Go through the entries below and copy each line containing the word "color".
begin
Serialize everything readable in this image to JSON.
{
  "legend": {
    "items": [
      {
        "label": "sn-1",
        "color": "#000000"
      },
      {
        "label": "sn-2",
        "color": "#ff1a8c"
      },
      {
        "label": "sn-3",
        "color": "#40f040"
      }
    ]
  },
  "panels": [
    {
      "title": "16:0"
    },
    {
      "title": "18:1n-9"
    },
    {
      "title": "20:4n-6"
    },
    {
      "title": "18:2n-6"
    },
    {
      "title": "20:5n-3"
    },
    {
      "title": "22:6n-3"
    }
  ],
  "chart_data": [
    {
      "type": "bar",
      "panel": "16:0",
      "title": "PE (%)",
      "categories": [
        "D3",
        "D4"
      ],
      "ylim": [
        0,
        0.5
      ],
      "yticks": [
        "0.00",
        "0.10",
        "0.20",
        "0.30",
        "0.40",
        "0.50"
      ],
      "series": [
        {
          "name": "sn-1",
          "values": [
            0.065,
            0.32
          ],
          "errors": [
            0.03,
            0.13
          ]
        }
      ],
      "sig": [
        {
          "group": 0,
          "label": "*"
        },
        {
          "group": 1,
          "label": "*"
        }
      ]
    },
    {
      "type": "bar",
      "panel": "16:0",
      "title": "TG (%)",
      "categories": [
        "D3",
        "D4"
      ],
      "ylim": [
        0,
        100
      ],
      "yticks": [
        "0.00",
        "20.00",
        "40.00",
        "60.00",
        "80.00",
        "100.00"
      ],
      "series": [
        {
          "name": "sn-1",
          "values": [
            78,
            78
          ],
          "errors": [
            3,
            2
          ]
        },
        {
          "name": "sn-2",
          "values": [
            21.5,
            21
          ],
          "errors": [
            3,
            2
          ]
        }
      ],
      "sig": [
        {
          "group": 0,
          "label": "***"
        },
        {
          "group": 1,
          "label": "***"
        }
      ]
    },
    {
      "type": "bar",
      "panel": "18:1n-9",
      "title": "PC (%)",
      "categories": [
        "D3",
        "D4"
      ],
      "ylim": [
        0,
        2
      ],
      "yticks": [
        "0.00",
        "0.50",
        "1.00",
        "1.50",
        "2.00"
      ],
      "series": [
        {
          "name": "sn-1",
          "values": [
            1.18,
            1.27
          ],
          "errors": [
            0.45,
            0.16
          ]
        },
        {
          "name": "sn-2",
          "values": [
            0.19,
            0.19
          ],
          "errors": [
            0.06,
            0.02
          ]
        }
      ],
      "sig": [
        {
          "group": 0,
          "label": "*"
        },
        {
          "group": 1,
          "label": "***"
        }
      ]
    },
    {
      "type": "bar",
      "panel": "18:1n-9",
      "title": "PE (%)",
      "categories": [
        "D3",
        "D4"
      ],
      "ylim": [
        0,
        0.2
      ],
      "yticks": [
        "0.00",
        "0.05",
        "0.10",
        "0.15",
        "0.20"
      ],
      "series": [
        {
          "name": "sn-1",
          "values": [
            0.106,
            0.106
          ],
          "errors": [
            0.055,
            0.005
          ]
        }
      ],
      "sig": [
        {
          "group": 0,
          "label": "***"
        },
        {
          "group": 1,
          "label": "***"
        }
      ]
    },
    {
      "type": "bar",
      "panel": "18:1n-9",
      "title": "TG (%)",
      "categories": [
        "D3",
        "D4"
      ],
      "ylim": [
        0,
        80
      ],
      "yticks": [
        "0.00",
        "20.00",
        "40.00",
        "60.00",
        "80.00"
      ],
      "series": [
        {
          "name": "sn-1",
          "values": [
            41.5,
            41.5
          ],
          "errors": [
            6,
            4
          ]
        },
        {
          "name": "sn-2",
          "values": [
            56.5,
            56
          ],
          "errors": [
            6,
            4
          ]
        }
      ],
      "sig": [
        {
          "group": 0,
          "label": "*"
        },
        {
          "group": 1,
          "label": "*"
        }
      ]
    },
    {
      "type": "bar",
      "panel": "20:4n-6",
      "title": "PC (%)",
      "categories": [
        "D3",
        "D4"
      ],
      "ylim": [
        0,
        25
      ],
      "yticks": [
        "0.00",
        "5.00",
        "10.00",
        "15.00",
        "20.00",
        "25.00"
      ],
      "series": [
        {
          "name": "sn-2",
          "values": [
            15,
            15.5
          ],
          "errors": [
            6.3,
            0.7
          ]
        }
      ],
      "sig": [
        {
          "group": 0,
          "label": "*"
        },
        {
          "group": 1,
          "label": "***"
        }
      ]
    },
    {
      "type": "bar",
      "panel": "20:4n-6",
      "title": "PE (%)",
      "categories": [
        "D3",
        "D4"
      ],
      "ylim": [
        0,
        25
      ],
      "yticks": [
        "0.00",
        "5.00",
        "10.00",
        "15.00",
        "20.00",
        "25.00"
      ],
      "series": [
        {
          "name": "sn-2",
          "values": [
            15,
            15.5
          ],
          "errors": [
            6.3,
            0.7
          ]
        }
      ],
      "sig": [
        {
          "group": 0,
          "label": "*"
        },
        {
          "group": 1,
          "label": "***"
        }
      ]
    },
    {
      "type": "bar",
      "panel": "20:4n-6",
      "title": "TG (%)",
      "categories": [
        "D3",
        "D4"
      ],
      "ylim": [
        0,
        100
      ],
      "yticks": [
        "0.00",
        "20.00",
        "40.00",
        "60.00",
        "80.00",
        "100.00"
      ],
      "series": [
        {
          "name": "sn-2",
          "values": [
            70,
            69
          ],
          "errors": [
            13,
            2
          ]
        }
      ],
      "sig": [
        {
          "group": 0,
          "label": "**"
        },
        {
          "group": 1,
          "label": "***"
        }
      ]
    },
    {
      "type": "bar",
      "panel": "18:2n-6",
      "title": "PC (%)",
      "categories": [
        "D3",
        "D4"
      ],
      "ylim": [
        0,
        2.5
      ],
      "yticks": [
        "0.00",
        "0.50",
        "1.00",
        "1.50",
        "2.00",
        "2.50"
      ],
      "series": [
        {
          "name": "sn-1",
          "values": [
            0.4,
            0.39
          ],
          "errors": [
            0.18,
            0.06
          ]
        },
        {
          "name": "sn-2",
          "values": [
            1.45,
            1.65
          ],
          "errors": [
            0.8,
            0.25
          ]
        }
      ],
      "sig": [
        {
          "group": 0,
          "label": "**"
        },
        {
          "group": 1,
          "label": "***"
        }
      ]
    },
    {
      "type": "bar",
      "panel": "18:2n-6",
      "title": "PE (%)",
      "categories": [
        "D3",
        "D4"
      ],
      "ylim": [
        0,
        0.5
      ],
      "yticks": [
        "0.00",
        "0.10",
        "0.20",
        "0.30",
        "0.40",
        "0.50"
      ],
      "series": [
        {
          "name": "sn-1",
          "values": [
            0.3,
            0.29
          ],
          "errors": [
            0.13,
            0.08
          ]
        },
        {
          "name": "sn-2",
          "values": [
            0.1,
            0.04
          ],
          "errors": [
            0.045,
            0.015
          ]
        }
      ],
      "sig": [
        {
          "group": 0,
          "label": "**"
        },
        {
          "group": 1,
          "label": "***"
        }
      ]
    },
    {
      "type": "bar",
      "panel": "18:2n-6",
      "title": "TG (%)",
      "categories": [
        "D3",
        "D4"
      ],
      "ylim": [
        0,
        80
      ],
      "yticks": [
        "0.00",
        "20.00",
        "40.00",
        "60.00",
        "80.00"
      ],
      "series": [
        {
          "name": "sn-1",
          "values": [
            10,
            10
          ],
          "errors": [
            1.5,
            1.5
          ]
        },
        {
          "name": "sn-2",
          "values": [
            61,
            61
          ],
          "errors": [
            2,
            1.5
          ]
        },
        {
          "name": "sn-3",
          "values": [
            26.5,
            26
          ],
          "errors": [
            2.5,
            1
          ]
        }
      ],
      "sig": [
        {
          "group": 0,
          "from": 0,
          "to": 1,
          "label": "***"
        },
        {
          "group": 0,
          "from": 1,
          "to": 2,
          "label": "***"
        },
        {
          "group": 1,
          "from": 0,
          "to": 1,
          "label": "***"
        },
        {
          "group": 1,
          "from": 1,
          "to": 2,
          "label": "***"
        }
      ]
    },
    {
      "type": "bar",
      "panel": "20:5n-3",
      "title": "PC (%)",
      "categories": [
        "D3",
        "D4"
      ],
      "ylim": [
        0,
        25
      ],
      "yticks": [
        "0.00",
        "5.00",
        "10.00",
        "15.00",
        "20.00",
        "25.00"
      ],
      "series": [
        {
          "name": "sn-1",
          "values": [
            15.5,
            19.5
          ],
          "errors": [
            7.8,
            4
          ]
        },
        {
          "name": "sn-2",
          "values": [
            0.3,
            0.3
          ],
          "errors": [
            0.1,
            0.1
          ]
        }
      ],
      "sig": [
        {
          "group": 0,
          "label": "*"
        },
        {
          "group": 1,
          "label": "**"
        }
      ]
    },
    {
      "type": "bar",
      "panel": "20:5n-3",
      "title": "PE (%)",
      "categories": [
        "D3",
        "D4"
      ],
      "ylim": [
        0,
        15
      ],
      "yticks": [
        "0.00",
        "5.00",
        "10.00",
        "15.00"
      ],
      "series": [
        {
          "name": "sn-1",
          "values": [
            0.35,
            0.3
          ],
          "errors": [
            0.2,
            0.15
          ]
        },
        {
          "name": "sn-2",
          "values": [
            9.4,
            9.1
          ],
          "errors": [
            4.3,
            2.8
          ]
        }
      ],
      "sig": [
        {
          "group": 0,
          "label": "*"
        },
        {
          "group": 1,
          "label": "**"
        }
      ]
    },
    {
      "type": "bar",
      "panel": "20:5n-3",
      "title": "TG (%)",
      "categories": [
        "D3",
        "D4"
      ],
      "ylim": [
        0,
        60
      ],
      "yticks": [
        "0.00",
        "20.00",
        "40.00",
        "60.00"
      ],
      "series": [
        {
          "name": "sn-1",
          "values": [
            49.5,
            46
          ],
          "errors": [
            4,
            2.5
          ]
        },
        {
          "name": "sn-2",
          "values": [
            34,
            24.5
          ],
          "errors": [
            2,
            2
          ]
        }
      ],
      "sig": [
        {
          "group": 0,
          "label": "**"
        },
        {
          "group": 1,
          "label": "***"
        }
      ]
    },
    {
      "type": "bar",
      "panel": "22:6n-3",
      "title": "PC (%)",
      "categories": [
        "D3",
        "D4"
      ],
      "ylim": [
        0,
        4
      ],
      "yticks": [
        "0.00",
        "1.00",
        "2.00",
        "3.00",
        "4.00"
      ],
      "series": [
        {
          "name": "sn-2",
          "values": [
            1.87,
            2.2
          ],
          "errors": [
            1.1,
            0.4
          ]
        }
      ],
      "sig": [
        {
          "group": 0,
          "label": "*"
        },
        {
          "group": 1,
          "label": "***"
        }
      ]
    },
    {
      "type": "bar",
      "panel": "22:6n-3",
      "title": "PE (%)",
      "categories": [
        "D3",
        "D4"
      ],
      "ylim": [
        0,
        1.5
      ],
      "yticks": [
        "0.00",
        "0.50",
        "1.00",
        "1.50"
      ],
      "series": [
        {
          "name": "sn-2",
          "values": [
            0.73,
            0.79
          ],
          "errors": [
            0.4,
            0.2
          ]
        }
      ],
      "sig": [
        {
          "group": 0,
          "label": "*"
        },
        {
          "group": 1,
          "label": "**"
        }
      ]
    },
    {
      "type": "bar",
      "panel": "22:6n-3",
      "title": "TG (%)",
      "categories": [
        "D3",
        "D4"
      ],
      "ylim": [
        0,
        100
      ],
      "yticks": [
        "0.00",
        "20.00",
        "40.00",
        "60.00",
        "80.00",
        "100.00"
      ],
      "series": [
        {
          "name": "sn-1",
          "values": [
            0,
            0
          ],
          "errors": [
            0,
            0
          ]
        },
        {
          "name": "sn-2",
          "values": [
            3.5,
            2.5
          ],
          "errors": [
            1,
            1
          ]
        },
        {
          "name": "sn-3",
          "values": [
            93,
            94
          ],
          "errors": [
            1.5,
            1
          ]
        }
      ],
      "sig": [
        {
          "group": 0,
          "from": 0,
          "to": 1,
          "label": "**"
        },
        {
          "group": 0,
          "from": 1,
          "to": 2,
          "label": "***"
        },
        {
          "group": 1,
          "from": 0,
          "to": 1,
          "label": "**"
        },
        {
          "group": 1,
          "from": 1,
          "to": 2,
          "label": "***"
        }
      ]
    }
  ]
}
end
• Output for this exercise
        "color": "#000000"
        "color": "#ff1a8c"
        "color": "#40f040"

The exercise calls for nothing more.